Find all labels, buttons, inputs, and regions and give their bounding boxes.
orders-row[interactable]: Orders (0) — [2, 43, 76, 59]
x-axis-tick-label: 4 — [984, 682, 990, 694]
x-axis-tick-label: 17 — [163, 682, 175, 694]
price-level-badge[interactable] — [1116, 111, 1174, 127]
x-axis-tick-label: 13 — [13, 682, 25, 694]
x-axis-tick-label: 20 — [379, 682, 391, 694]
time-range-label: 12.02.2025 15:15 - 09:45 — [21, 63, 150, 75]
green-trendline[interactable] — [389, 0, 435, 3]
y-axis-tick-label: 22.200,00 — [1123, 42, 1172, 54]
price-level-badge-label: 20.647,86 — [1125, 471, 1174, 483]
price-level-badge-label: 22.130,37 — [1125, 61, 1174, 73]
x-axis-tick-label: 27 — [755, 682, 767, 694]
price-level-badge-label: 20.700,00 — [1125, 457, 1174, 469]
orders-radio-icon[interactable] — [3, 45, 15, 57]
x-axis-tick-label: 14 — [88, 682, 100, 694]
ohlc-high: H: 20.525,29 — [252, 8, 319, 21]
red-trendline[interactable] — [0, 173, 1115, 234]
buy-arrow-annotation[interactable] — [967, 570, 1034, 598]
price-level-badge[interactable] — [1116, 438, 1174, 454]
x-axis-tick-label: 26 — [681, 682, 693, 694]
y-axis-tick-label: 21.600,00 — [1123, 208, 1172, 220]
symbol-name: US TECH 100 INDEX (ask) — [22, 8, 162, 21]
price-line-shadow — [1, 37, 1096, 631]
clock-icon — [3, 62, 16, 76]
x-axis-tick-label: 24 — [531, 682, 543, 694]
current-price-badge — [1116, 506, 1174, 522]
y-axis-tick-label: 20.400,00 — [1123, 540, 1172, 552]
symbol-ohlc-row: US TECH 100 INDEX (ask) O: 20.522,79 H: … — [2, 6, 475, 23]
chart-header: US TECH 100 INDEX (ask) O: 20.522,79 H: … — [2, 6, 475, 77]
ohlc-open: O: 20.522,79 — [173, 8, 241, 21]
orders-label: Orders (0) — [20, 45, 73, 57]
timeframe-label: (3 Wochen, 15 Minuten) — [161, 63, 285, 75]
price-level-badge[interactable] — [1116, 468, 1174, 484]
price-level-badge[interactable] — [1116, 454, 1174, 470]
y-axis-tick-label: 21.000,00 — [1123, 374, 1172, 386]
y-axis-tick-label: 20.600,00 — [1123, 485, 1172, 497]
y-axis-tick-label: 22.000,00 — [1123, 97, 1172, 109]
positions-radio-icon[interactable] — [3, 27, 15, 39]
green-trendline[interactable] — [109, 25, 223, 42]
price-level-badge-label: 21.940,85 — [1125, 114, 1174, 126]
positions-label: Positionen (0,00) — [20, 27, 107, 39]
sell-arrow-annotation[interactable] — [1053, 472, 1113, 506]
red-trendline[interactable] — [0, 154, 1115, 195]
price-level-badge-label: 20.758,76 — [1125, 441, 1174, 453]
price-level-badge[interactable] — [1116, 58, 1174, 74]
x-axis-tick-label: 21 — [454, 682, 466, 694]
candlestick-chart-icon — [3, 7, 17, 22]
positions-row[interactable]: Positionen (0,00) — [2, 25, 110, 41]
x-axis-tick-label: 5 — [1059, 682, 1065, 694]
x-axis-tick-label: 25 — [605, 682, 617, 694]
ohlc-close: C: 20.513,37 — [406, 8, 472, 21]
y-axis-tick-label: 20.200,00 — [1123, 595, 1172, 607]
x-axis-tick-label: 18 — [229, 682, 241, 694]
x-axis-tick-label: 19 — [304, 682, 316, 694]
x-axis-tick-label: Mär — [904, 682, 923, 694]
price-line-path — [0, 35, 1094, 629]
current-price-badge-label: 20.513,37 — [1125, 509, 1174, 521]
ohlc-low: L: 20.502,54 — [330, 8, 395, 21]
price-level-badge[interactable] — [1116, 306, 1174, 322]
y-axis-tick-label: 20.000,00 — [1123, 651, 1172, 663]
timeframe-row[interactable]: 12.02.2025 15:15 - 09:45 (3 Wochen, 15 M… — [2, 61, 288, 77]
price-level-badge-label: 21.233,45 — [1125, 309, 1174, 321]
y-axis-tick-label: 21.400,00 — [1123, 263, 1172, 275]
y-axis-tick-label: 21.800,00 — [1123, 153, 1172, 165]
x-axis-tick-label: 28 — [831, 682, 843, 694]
----
* **Required task**:
Copy the listing from its first line up to and including the line with "price-level-badge[interactable] — [1116, 438, 1174, 454]", swapping "red-trendline" for "bearish-trendline" and leaving everything else unchanged.

* **The solution**:
Find all labels, buttons, inputs, and regions and give their bounding boxes.
orders-row[interactable]: Orders (0) — [2, 43, 76, 59]
x-axis-tick-label: 4 — [984, 682, 990, 694]
x-axis-tick-label: 17 — [163, 682, 175, 694]
price-level-badge[interactable] — [1116, 111, 1174, 127]
x-axis-tick-label: 13 — [13, 682, 25, 694]
x-axis-tick-label: 20 — [379, 682, 391, 694]
time-range-label: 12.02.2025 15:15 - 09:45 — [21, 63, 150, 75]
green-trendline[interactable] — [389, 0, 435, 3]
y-axis-tick-label: 22.200,00 — [1123, 42, 1172, 54]
price-level-badge-label: 20.647,86 — [1125, 471, 1174, 483]
price-level-badge-label: 22.130,37 — [1125, 61, 1174, 73]
x-axis-tick-label: 27 — [755, 682, 767, 694]
price-level-badge-label: 20.700,00 — [1125, 457, 1174, 469]
orders-radio-icon[interactable] — [3, 45, 15, 57]
x-axis-tick-label: 14 — [88, 682, 100, 694]
ohlc-high: H: 20.525,29 — [252, 8, 319, 21]
bearish-trendline[interactable] — [0, 173, 1115, 234]
buy-arrow-annotation[interactable] — [967, 570, 1034, 598]
price-level-badge[interactable] — [1116, 438, 1174, 454]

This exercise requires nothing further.